• **What is expected**
Extract each line of the records below that contains the word "this".

• **Data rows**

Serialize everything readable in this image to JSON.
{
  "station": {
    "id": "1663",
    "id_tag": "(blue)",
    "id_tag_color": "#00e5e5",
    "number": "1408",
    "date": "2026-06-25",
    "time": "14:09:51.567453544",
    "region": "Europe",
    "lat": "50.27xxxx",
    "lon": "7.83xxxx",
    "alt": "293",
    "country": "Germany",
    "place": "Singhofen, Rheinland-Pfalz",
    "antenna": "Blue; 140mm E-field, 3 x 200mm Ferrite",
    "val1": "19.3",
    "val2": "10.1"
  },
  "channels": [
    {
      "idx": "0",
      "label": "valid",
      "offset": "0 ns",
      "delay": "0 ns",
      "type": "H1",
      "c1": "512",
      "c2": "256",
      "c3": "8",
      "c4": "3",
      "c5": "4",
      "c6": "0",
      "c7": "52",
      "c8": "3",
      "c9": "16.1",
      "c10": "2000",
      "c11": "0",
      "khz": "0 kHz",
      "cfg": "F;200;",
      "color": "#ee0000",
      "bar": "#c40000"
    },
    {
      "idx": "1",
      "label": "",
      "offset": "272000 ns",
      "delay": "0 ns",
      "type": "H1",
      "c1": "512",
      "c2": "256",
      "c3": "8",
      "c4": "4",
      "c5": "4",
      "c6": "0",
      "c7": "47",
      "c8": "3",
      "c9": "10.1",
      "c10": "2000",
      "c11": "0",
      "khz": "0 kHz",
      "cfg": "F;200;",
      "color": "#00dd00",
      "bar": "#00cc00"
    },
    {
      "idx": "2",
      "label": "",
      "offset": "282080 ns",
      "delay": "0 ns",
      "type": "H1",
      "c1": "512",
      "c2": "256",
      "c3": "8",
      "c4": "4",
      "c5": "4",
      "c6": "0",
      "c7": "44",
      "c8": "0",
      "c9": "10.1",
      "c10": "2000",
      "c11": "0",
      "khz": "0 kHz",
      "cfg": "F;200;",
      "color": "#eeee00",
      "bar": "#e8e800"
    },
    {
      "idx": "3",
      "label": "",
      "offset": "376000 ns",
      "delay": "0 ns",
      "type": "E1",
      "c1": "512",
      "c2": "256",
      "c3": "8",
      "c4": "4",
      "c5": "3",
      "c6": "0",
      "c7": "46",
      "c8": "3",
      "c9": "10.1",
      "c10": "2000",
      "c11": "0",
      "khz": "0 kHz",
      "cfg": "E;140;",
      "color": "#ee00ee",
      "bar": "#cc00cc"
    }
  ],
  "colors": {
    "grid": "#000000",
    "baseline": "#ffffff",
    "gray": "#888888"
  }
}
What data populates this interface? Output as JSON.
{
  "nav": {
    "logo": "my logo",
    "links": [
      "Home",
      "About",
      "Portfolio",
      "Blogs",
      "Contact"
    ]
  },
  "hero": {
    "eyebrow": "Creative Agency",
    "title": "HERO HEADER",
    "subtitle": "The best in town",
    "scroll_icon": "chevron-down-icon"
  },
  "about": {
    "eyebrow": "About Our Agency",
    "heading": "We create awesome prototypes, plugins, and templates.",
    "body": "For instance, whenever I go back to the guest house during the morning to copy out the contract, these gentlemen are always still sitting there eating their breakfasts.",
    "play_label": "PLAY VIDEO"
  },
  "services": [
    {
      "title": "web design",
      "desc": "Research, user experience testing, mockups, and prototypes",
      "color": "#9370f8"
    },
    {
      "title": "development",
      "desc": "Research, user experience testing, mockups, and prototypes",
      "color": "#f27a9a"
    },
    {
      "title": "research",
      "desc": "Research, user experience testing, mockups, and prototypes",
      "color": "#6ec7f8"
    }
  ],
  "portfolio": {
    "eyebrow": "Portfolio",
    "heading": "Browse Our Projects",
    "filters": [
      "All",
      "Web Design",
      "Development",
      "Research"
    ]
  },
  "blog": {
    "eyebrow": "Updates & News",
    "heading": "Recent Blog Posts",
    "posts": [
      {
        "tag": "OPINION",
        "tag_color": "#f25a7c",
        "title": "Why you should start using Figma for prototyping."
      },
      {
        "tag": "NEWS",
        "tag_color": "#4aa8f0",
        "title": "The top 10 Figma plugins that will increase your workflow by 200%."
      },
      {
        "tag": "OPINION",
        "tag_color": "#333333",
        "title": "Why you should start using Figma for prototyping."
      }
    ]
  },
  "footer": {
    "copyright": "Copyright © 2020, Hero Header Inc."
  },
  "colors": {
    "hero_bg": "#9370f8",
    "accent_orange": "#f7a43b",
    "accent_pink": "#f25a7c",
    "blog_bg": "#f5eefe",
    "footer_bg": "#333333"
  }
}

---

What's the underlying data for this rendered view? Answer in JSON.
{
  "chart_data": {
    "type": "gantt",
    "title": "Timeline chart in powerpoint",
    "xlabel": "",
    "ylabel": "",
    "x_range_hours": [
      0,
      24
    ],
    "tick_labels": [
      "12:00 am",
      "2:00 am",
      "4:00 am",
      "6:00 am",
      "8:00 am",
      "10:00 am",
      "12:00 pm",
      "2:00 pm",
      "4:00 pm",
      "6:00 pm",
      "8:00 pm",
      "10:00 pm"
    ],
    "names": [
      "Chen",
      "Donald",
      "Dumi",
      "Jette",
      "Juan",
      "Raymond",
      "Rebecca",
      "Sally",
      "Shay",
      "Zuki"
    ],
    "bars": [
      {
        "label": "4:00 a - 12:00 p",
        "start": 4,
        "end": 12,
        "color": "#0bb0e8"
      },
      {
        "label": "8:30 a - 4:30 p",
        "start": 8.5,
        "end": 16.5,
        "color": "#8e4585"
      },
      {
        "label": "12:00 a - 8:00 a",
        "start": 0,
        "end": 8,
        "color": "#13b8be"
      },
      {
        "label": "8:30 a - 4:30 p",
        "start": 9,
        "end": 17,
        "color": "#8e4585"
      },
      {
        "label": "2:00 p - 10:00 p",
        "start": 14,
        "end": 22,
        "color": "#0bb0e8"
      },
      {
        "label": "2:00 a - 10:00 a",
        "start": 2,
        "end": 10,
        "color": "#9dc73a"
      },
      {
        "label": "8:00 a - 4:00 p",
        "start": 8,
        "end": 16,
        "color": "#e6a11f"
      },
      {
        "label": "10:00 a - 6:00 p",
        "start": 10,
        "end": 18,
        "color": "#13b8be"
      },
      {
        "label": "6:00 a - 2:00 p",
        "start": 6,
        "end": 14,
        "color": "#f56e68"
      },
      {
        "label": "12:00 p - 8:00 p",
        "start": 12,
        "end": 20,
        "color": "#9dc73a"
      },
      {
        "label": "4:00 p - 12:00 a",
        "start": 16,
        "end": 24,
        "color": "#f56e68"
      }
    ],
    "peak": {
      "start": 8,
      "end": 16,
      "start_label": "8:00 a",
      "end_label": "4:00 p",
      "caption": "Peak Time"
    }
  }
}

---

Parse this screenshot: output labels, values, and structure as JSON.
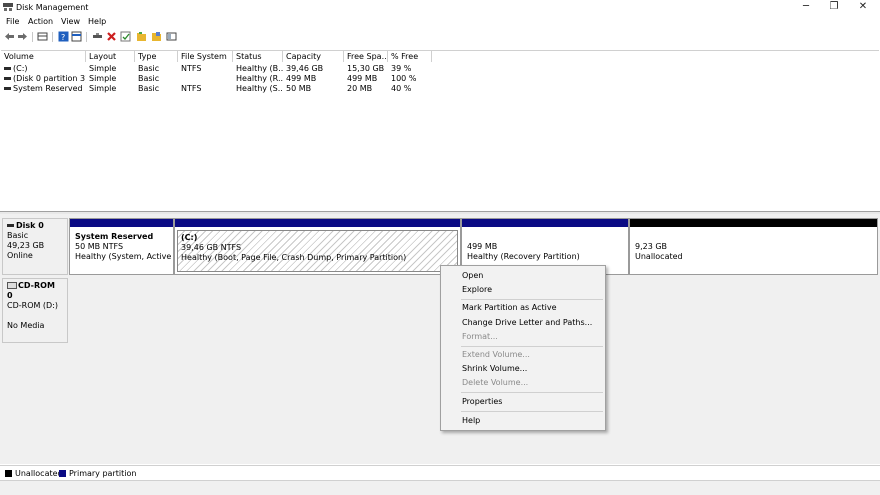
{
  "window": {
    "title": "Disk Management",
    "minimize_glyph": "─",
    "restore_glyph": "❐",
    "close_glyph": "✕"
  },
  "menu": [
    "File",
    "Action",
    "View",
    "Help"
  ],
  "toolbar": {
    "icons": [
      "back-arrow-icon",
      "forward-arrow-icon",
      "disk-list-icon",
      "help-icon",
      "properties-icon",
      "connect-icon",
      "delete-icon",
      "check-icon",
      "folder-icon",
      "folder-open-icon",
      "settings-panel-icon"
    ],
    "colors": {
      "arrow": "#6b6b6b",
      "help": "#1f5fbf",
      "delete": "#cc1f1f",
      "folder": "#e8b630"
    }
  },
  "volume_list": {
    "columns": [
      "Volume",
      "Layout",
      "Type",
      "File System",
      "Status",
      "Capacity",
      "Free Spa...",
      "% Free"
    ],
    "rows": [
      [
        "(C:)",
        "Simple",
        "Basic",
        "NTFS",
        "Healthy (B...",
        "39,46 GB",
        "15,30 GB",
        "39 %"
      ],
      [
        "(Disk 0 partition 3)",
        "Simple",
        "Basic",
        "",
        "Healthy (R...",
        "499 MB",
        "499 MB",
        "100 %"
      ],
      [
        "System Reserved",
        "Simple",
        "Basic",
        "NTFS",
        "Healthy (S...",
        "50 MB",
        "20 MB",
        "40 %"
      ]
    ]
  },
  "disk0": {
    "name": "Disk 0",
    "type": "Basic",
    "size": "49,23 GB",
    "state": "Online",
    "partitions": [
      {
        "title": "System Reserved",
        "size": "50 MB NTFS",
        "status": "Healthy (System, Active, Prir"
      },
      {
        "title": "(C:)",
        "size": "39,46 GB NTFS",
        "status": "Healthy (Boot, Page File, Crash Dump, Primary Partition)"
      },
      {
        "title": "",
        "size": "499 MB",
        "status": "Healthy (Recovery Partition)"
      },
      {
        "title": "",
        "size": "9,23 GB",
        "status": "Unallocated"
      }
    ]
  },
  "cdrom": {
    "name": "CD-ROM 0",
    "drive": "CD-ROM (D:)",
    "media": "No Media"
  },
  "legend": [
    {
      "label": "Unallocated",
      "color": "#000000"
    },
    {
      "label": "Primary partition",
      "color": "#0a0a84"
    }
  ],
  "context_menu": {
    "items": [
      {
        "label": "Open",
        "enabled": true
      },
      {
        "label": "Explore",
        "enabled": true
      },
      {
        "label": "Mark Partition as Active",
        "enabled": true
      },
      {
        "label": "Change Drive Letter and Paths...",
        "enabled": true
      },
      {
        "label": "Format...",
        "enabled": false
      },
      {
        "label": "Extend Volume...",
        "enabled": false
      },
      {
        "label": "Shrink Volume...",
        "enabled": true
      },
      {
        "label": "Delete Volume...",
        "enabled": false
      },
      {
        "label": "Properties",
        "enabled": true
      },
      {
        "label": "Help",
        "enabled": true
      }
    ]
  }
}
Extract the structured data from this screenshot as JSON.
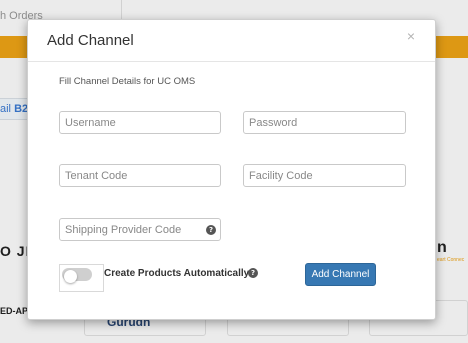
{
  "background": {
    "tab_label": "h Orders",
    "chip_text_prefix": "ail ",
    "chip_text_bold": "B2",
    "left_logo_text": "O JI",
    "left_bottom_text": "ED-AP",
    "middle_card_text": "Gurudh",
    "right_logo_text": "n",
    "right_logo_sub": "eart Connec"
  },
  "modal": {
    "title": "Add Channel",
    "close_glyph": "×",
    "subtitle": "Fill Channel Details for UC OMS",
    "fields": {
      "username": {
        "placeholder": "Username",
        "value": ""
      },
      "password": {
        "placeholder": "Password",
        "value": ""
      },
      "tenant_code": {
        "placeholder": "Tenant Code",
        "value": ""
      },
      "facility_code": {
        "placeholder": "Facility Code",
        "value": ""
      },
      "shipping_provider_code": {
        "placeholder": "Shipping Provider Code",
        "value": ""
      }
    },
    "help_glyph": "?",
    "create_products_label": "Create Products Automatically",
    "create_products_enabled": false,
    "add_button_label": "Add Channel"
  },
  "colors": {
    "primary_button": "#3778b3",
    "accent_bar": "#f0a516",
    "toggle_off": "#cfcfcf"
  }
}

• **Solution below**
Serialize everything readable in this image to JSON.
What data populates this interface? Output as JSON.
What's the underlying data for this rendered view? Answer in JSON.
Parse this screenshot: output labels, values, and structure as JSON.
Extract the structured data from this screenshot as JSON.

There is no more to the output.